▶ _What the exercise asks_
Count how many lines mention the word "header". Write that number alone.

[Records that describe figures]

════

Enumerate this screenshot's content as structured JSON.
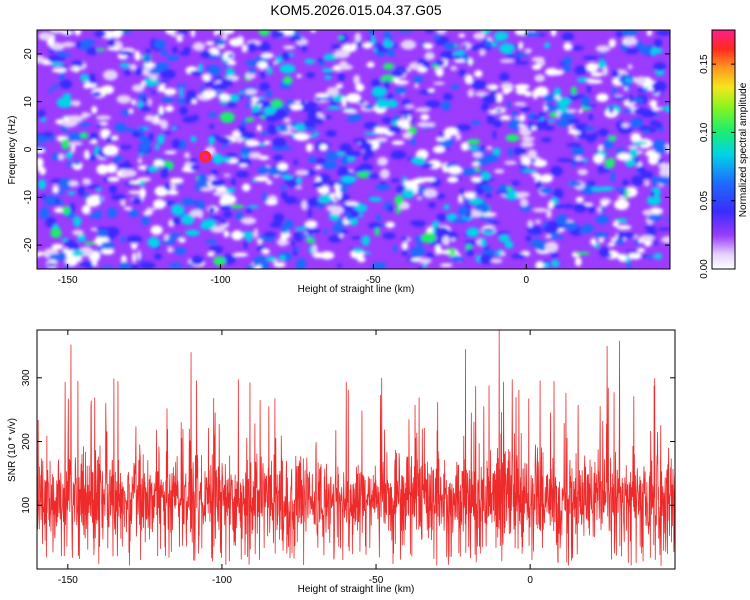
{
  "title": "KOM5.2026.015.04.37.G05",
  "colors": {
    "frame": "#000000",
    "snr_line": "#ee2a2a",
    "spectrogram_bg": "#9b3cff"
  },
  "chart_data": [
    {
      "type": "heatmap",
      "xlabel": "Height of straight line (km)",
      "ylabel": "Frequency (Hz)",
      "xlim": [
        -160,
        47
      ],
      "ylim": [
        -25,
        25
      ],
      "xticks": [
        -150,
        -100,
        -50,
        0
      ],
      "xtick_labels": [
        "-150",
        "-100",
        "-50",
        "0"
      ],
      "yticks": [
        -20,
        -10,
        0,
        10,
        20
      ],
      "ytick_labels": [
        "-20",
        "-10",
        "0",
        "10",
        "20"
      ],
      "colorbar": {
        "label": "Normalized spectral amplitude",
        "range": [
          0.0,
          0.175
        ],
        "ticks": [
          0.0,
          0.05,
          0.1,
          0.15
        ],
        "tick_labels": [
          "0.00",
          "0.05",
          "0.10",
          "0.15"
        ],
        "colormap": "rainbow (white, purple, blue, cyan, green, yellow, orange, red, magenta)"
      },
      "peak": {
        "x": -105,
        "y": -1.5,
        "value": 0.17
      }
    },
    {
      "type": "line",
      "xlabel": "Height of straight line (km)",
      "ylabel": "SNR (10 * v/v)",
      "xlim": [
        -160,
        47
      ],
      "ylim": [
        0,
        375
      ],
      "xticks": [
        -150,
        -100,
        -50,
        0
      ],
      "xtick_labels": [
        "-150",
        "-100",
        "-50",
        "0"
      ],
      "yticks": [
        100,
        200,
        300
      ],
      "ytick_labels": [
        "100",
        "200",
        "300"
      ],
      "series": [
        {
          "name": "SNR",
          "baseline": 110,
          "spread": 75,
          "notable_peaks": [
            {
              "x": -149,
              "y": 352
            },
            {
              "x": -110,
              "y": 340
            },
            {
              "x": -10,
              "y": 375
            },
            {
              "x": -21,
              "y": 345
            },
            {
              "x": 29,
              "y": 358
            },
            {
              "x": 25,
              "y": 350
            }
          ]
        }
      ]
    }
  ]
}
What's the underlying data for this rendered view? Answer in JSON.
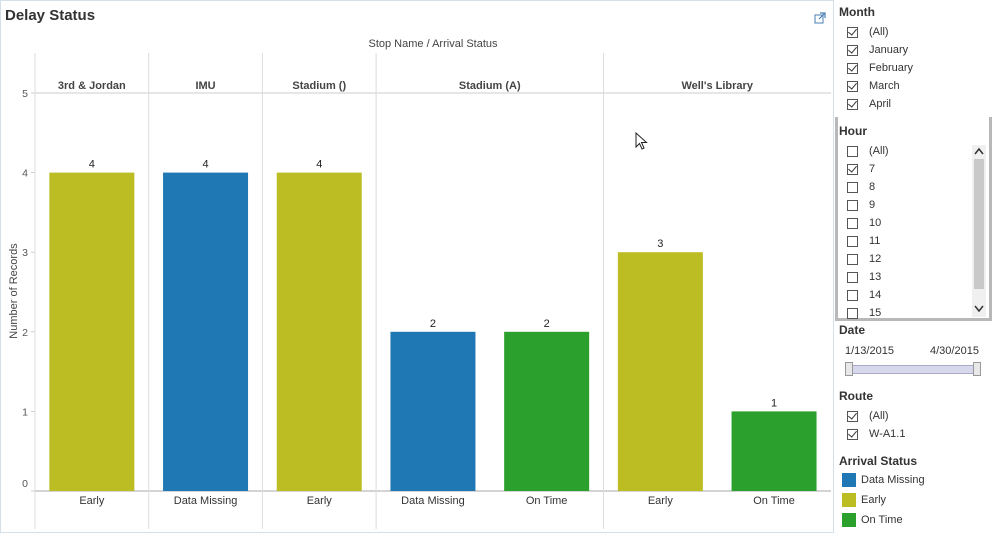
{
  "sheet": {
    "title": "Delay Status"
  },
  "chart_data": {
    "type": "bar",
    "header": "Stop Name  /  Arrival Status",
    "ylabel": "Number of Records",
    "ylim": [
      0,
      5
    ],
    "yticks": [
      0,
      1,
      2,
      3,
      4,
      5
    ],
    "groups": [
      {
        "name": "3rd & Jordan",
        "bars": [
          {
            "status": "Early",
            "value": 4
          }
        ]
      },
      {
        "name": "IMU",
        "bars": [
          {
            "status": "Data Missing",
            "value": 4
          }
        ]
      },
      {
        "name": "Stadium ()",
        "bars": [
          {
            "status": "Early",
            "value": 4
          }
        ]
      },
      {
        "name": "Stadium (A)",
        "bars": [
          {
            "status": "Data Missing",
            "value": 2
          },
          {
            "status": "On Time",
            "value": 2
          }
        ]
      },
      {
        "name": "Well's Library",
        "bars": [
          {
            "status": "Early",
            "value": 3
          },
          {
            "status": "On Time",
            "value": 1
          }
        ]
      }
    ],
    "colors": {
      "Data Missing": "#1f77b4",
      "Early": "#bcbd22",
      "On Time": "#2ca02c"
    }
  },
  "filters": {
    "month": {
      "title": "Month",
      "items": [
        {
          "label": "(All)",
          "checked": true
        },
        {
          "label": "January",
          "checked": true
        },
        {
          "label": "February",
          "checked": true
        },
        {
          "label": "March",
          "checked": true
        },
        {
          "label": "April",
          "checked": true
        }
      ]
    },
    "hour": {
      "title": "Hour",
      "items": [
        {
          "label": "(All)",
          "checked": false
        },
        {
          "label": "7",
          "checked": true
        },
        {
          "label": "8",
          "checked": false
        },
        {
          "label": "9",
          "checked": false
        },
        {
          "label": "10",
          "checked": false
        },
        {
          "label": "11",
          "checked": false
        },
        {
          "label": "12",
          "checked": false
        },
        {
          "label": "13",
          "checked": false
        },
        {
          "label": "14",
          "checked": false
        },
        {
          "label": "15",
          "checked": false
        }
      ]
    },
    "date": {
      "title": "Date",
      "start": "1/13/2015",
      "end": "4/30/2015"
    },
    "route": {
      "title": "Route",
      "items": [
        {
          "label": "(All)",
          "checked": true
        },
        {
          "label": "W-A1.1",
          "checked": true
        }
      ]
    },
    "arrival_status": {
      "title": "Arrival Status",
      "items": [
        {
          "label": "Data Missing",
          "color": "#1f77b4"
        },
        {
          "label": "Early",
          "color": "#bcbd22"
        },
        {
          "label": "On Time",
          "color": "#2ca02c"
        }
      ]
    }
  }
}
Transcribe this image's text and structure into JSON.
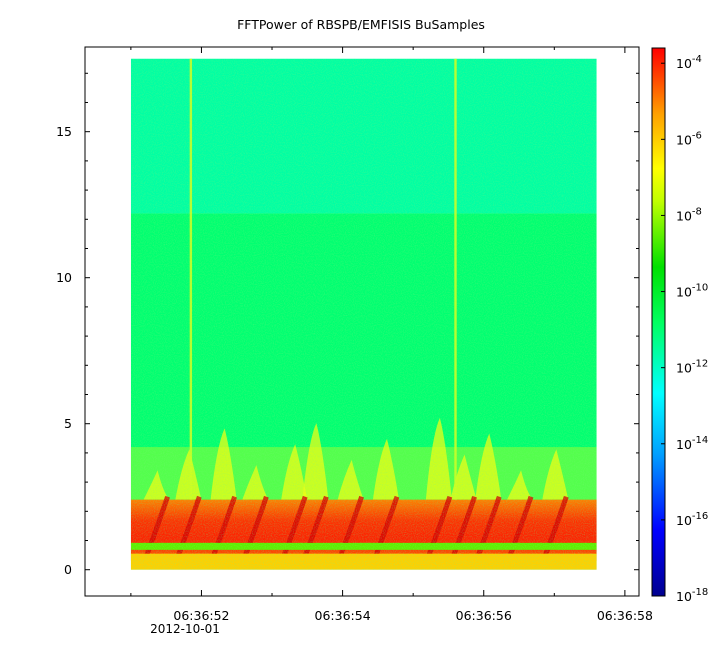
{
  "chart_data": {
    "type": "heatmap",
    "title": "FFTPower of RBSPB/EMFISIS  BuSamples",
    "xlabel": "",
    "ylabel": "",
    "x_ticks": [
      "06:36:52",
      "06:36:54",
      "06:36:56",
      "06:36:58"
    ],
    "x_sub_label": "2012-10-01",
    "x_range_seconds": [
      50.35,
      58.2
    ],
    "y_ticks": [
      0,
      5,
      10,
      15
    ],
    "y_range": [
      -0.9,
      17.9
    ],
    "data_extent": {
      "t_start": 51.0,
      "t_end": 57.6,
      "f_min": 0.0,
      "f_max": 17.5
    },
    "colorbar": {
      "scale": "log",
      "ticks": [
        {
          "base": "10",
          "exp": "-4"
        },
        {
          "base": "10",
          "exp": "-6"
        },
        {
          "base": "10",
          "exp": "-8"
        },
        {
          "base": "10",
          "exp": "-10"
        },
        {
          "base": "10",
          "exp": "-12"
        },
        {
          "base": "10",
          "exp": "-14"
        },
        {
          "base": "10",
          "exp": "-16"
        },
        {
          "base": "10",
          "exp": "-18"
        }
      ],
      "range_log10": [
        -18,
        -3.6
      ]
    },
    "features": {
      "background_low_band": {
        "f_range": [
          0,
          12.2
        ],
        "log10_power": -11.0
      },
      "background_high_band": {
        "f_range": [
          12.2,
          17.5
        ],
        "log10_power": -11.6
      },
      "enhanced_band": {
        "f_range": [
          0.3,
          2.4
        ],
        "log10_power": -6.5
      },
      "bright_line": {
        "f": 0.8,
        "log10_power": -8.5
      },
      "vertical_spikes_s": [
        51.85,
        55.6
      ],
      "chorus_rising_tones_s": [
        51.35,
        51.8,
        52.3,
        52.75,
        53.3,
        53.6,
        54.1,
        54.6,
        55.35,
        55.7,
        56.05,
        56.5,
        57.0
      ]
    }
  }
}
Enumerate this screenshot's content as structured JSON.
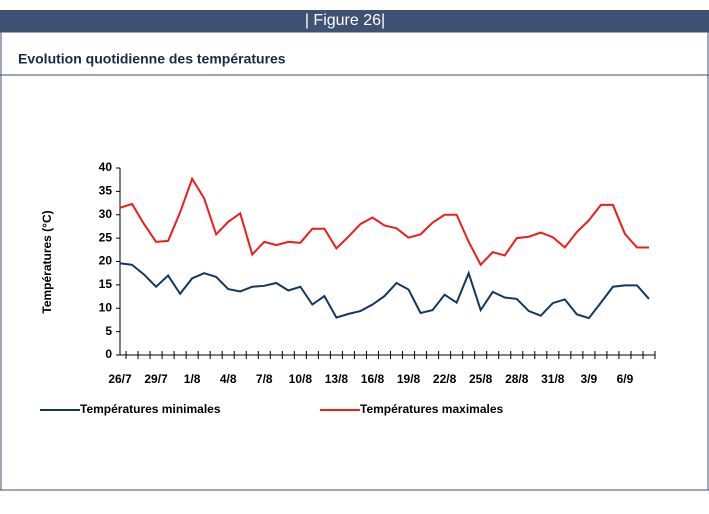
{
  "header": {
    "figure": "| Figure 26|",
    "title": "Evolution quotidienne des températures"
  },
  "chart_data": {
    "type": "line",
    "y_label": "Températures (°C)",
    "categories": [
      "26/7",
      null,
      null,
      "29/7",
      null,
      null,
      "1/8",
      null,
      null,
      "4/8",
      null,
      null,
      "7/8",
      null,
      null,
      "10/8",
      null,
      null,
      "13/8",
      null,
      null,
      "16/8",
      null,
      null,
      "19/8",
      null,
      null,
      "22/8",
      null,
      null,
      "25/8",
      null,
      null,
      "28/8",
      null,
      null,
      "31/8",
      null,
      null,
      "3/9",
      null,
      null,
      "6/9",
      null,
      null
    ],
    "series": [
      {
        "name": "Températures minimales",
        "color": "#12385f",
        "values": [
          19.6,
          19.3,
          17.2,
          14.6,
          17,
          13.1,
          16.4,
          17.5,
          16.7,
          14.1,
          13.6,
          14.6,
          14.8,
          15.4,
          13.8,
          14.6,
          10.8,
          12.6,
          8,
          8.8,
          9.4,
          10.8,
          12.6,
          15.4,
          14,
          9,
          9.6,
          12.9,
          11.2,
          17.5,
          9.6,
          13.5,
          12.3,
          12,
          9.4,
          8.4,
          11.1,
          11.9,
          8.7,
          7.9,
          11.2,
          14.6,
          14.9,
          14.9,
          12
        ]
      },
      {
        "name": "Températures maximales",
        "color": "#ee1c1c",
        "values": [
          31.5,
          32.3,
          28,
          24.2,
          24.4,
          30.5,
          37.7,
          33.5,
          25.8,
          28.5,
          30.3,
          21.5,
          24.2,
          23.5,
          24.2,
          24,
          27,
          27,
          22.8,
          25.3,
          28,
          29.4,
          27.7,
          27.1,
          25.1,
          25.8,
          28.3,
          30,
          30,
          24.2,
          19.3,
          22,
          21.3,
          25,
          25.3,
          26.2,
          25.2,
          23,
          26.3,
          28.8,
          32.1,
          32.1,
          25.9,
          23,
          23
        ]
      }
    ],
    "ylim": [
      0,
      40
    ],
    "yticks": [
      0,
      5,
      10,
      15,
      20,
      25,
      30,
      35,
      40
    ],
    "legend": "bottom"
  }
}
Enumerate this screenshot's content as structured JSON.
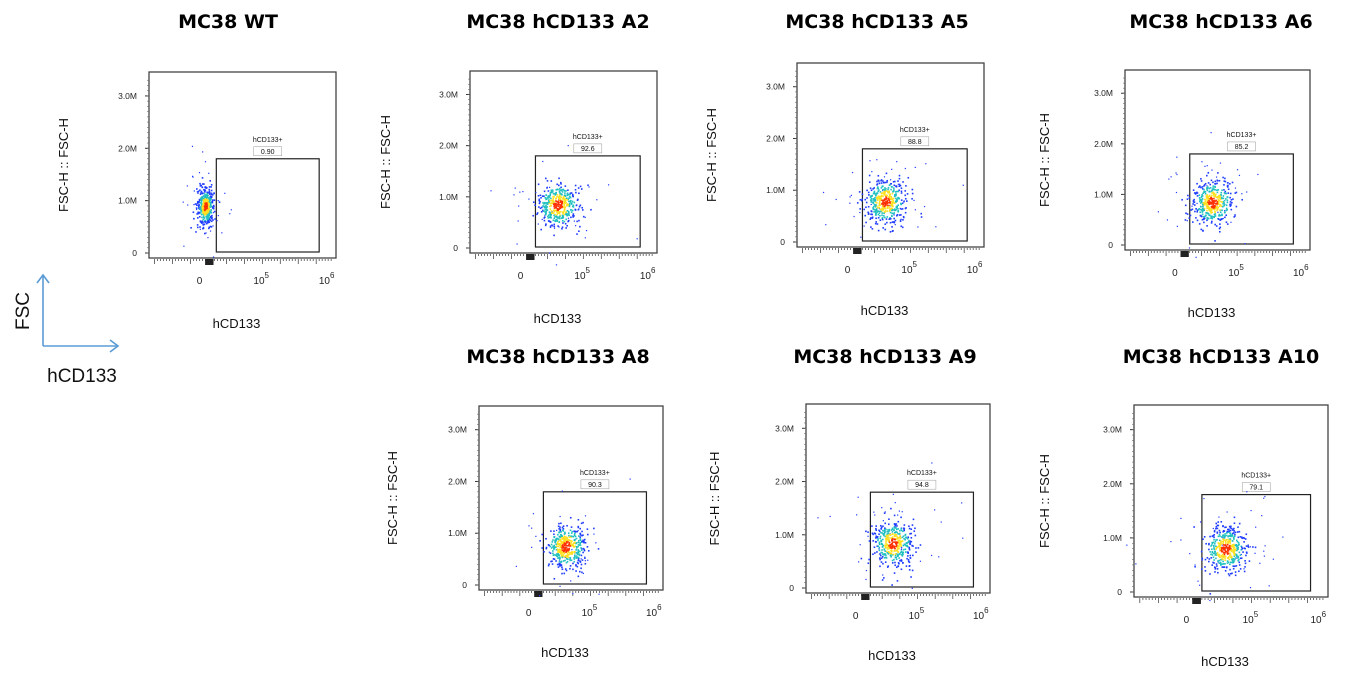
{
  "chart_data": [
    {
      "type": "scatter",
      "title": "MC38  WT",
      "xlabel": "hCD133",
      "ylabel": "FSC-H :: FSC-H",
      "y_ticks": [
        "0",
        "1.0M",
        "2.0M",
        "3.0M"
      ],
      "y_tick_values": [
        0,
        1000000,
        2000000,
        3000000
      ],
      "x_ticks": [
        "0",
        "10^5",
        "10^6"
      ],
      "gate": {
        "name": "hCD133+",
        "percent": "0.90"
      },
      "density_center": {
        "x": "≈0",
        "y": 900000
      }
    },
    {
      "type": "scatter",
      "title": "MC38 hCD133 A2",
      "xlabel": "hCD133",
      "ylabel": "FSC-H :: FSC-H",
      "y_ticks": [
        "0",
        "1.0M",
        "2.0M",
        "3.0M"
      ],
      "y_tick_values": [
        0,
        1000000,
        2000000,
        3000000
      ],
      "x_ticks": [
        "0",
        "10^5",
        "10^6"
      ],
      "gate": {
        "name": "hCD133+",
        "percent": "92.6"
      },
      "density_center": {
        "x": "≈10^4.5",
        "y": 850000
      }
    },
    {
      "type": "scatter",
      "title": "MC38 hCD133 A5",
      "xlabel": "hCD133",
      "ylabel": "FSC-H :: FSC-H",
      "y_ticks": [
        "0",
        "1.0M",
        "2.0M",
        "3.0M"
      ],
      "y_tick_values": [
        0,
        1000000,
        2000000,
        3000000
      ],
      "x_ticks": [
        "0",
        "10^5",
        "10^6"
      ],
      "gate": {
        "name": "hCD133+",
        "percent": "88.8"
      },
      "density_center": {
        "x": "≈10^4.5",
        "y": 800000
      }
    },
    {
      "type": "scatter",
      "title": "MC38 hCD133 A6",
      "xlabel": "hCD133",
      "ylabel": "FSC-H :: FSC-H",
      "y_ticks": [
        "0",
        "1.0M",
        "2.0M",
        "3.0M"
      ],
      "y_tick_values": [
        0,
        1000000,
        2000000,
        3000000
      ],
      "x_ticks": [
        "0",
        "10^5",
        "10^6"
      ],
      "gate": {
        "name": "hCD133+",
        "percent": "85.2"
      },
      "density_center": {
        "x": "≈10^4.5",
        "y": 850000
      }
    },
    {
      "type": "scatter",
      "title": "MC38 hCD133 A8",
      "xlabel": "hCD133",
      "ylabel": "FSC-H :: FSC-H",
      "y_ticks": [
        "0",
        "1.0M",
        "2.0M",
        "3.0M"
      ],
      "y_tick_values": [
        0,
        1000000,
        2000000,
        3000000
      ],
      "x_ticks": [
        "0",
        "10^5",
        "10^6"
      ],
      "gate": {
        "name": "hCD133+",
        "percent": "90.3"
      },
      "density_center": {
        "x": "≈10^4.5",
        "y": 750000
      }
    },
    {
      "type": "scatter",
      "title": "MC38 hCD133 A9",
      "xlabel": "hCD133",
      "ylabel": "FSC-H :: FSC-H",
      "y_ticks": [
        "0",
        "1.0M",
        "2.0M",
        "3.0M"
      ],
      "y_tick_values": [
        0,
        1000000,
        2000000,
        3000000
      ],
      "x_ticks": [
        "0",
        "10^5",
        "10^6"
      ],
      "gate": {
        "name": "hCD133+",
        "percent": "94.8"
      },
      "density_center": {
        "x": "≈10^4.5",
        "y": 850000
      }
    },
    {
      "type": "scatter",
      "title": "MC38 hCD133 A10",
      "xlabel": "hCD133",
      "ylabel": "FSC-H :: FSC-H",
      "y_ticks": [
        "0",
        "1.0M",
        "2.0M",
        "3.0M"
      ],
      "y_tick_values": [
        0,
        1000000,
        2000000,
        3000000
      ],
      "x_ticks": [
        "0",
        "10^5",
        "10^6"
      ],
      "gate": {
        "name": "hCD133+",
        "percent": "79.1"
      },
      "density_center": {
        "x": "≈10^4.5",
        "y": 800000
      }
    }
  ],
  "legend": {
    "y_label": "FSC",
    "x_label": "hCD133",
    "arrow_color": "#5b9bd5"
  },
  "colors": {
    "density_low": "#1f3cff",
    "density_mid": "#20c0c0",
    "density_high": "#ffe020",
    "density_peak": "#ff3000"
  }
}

════

▶ _Response to the exercise_
2